#### Goal:
Copy every line of the entries that includes the word "name".
++++ Supplied data ++++
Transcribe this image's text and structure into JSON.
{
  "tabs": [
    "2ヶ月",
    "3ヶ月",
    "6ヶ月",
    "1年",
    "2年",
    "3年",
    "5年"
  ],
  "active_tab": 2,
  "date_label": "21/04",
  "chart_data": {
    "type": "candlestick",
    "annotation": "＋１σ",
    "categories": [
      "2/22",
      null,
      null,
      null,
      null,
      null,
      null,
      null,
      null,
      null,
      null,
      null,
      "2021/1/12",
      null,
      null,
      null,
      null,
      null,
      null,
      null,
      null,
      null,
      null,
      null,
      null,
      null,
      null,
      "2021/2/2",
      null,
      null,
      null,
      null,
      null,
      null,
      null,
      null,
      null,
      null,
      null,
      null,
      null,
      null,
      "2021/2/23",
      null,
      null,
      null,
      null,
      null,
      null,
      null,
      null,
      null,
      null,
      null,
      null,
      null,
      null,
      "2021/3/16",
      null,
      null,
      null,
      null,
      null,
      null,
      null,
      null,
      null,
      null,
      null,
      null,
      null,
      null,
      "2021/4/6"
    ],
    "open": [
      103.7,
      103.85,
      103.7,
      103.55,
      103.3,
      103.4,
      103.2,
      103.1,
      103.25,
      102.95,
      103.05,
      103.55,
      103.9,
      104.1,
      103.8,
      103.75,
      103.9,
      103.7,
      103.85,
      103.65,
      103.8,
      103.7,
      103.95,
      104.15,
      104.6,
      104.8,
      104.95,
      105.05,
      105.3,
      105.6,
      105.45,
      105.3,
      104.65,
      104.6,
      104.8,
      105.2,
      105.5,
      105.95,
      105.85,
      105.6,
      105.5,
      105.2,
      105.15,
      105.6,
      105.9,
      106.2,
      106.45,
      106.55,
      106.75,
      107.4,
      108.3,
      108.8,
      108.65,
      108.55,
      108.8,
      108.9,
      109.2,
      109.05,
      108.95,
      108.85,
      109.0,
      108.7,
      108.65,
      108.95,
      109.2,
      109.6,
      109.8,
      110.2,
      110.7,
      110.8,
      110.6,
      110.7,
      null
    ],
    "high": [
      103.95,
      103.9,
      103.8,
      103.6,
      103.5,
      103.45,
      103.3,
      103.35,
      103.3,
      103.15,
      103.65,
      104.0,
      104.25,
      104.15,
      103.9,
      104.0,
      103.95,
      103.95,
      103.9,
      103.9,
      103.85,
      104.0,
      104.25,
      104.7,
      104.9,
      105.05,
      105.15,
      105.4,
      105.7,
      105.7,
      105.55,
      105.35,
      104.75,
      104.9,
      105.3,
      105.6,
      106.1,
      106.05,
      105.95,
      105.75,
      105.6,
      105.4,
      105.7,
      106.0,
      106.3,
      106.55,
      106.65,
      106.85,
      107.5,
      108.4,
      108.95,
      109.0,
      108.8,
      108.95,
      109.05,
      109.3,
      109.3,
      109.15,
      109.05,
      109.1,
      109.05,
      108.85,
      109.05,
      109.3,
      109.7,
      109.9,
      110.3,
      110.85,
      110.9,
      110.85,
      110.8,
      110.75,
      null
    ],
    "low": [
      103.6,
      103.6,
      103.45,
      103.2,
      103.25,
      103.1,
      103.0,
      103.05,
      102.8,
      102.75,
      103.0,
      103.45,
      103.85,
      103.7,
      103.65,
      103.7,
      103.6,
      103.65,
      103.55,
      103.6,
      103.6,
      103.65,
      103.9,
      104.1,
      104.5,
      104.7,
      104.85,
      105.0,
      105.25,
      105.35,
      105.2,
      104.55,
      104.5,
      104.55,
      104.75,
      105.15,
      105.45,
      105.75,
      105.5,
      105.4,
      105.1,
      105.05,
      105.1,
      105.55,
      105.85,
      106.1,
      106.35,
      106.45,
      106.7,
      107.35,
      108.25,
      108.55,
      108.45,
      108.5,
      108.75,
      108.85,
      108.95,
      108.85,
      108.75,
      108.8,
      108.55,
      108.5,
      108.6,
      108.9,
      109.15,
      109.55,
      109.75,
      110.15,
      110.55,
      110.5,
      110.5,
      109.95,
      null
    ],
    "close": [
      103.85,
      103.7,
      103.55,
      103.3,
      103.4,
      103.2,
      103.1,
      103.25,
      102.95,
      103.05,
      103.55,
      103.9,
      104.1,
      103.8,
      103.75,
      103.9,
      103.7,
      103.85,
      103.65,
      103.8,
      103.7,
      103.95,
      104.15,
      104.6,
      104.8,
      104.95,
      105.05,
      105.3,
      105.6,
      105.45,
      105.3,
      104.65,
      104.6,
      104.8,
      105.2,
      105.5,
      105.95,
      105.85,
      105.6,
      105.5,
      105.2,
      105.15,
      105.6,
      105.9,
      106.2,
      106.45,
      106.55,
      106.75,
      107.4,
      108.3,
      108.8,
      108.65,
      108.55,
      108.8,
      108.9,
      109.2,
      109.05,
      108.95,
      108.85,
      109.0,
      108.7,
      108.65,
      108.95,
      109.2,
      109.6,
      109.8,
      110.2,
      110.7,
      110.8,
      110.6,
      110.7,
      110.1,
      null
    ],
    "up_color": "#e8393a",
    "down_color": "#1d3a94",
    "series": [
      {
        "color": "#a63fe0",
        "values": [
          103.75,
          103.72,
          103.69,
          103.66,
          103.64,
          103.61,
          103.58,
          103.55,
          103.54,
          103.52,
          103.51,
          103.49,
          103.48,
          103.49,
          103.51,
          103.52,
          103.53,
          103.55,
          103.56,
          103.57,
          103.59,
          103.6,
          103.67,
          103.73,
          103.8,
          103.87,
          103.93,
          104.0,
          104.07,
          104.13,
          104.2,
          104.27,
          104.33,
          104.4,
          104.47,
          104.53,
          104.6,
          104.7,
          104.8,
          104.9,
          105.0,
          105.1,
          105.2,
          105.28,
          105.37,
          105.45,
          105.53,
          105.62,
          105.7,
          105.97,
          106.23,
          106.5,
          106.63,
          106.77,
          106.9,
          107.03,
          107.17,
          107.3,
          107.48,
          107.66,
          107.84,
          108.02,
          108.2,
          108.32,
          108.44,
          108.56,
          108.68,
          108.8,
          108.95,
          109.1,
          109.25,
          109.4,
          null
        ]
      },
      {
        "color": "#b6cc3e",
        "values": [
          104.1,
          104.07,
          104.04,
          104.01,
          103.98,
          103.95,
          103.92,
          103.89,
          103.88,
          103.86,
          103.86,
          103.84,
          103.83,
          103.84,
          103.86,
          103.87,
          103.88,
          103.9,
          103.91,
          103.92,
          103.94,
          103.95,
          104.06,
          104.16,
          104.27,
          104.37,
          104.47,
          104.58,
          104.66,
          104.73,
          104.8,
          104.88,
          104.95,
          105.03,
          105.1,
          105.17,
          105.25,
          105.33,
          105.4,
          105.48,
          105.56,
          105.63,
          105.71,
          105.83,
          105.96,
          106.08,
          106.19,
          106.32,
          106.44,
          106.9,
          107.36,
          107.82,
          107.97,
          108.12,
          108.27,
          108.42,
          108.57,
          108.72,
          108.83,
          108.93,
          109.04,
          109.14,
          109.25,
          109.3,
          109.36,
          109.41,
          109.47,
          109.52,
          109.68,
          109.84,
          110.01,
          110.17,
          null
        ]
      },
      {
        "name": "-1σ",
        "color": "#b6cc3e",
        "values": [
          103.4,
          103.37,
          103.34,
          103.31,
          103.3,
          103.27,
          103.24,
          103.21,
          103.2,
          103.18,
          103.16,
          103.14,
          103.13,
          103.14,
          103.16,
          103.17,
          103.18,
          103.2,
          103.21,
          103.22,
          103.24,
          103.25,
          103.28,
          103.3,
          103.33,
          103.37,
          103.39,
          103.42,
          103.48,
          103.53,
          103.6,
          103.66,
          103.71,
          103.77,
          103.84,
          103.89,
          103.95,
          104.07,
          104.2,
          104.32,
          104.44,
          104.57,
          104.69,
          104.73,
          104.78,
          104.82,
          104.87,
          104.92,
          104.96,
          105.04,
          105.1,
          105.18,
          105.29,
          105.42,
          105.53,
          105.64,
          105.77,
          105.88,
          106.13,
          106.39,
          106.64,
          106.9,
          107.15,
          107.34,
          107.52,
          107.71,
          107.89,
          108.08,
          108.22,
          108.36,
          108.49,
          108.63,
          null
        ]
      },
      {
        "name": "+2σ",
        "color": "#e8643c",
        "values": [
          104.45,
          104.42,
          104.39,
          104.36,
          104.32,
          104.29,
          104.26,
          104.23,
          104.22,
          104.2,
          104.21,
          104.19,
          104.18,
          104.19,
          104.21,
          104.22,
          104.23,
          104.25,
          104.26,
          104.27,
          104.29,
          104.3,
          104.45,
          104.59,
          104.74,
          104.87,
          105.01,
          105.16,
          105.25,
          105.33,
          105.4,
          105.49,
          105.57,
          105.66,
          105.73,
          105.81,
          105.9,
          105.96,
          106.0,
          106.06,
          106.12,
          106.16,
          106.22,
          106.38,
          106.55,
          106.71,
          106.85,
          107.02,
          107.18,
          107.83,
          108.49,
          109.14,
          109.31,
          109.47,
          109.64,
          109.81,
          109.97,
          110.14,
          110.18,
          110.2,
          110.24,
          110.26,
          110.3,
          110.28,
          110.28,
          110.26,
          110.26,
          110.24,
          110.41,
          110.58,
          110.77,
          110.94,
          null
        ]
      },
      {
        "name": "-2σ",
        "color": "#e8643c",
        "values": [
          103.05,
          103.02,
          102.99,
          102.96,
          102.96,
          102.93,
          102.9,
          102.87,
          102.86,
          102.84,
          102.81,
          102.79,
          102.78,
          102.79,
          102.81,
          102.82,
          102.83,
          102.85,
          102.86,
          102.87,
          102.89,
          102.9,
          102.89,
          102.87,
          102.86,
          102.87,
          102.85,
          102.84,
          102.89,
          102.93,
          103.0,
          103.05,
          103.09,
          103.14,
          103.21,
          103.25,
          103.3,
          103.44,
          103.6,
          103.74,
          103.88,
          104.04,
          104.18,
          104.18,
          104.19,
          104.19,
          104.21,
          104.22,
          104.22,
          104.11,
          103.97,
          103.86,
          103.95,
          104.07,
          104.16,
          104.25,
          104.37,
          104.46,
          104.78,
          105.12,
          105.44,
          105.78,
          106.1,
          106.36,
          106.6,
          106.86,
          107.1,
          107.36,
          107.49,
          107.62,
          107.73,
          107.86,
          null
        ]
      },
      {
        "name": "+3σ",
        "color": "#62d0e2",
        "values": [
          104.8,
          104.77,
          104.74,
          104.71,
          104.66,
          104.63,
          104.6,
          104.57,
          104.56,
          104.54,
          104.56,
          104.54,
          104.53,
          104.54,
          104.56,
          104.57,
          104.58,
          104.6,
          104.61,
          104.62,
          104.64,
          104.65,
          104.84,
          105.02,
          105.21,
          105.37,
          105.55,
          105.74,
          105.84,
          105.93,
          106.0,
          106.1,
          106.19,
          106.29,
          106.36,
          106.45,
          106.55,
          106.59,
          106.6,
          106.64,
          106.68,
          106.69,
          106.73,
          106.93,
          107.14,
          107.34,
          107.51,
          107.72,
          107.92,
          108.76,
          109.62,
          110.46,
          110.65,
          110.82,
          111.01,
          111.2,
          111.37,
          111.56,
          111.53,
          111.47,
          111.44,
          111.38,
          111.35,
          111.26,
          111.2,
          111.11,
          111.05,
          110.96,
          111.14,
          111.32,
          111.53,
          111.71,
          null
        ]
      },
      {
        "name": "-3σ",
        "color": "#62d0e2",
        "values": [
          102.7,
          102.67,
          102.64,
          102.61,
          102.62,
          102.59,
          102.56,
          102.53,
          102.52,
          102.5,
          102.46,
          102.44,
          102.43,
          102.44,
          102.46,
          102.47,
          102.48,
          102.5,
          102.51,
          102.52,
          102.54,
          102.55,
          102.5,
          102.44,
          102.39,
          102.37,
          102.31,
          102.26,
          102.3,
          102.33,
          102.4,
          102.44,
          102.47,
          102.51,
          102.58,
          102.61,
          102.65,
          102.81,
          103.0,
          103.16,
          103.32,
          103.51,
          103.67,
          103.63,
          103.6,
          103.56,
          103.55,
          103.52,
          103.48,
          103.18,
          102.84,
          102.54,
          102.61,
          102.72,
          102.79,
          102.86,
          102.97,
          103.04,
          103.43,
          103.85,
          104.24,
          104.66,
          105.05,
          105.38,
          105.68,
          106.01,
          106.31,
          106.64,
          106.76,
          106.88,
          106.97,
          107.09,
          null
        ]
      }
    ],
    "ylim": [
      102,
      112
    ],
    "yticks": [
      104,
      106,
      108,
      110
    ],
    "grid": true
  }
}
++++
#### Final result:
        "name": "-1σ",
        "name": "+2σ",
        "name": "-2σ",
        "name": "+3σ",
        "name": "-3σ",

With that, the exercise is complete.